» WHAT THE EXERCISE ASKS: Collect every line in the records below that contains the string "avatar", matching case exactly.

» DATA LISTING:
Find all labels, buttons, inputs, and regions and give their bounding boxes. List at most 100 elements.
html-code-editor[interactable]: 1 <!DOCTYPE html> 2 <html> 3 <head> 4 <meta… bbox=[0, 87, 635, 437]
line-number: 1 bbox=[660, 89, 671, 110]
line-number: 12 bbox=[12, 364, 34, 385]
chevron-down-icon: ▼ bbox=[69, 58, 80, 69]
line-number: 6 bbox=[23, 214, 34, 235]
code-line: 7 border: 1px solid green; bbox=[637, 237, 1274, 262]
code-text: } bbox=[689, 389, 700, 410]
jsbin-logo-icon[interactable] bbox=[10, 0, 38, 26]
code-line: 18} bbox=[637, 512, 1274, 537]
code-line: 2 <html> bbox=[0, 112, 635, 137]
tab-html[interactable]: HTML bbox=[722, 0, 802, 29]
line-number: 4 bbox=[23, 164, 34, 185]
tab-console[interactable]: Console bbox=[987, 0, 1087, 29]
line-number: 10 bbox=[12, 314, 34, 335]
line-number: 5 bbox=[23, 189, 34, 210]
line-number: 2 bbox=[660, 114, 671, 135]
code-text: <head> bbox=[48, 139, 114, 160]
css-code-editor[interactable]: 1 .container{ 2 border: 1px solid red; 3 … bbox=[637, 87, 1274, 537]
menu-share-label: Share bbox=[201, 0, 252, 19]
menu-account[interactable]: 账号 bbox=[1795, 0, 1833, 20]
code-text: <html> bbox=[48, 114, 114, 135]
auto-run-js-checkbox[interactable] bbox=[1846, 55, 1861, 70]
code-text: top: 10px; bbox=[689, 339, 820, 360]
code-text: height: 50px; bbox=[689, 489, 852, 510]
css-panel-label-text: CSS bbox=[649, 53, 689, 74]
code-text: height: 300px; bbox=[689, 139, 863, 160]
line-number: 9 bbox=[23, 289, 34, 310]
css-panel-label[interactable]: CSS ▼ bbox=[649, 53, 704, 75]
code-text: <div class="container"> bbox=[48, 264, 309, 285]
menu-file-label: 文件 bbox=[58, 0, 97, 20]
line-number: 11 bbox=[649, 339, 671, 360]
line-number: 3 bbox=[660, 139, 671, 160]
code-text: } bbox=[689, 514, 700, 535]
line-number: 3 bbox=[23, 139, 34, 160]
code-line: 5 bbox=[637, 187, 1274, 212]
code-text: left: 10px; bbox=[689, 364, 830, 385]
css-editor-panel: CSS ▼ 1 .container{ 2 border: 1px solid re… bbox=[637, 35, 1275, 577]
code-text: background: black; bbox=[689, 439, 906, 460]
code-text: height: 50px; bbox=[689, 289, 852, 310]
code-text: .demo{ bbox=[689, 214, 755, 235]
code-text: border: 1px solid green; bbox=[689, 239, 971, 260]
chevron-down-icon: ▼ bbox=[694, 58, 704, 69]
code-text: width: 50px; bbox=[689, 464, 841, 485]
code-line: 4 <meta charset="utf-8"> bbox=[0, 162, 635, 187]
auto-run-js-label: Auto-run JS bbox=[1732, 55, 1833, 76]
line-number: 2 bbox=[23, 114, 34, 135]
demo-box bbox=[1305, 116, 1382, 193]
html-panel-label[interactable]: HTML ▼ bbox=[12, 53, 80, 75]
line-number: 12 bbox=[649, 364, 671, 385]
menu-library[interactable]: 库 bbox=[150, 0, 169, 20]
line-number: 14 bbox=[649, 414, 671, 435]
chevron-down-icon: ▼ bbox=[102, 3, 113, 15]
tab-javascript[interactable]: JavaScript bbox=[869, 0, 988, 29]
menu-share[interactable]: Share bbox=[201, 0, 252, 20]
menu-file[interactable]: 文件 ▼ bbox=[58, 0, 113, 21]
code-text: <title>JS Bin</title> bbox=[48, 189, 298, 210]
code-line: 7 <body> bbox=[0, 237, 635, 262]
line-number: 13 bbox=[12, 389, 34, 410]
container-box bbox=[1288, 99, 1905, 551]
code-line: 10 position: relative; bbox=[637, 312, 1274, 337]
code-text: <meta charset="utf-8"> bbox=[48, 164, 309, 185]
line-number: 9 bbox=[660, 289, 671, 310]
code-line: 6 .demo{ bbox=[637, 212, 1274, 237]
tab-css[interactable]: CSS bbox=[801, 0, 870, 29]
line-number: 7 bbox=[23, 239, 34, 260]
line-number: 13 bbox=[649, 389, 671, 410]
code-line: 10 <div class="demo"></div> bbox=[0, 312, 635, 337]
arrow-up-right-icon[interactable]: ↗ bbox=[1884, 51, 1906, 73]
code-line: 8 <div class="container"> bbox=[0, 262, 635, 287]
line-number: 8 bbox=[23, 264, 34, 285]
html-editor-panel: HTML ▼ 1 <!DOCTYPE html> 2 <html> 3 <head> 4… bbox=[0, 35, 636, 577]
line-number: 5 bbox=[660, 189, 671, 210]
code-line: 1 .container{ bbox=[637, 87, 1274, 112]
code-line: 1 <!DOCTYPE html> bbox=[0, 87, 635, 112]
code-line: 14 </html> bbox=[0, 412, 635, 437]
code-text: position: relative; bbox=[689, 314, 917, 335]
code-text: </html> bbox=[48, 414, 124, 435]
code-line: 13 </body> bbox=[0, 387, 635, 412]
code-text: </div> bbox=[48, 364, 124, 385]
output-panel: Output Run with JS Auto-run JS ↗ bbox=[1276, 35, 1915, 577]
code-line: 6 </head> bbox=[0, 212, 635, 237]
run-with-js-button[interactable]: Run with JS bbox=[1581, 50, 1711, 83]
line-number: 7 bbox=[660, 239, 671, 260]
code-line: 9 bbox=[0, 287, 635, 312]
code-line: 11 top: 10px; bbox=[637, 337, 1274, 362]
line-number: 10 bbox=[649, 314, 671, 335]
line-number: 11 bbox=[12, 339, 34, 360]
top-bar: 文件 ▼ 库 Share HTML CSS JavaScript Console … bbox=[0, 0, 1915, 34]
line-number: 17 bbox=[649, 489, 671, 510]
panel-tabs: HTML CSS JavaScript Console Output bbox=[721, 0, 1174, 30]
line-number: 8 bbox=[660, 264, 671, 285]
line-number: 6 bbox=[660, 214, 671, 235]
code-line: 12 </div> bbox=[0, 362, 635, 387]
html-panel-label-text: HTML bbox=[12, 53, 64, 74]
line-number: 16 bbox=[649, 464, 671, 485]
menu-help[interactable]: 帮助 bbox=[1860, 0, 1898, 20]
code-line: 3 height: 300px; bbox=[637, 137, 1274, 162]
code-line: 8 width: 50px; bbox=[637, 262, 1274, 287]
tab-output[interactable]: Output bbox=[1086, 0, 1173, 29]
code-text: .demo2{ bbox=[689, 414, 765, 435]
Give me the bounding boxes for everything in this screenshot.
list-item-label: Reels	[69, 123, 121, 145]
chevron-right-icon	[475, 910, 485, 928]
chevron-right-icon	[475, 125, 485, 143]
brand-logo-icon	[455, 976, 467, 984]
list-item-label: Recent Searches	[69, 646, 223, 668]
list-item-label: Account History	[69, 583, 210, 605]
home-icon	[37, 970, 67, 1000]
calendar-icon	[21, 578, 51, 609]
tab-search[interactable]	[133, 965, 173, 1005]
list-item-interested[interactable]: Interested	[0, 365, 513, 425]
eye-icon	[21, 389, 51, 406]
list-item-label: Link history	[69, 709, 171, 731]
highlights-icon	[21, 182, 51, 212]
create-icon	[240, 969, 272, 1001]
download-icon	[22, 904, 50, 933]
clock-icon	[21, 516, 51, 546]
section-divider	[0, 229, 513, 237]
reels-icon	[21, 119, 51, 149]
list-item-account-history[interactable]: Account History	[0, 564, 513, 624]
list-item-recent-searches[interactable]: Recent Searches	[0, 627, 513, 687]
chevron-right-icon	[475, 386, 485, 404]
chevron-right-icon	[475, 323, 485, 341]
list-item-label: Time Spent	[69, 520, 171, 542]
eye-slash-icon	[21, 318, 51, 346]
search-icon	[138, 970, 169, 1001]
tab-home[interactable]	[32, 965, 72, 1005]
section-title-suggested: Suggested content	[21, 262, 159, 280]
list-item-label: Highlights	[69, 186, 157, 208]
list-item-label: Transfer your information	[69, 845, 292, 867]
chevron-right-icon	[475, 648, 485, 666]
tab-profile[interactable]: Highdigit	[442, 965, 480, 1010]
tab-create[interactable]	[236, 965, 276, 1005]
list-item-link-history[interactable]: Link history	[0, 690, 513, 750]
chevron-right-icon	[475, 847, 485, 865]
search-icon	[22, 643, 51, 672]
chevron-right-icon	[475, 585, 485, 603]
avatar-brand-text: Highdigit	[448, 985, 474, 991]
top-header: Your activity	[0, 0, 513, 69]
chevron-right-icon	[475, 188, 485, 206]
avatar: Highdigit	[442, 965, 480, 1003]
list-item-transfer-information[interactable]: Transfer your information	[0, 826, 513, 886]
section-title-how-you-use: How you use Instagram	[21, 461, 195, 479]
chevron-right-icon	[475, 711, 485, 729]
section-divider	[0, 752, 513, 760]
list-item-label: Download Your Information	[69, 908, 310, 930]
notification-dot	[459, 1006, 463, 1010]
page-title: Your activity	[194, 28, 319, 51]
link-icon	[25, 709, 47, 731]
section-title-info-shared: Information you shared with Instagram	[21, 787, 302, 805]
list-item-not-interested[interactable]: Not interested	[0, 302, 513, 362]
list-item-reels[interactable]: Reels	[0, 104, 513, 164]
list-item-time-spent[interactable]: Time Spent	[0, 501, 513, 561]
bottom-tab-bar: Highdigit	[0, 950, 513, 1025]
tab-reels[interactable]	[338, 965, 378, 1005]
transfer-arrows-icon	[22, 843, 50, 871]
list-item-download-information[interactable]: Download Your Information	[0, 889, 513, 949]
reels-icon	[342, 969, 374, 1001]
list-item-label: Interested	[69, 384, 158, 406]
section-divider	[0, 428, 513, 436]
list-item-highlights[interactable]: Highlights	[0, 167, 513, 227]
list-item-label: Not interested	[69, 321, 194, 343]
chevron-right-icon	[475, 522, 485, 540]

» SOLUTION TO THE PROBLEM:
avatar-brand-text: Highdigit	[448, 985, 474, 991]
avatar: Highdigit	[442, 965, 480, 1003]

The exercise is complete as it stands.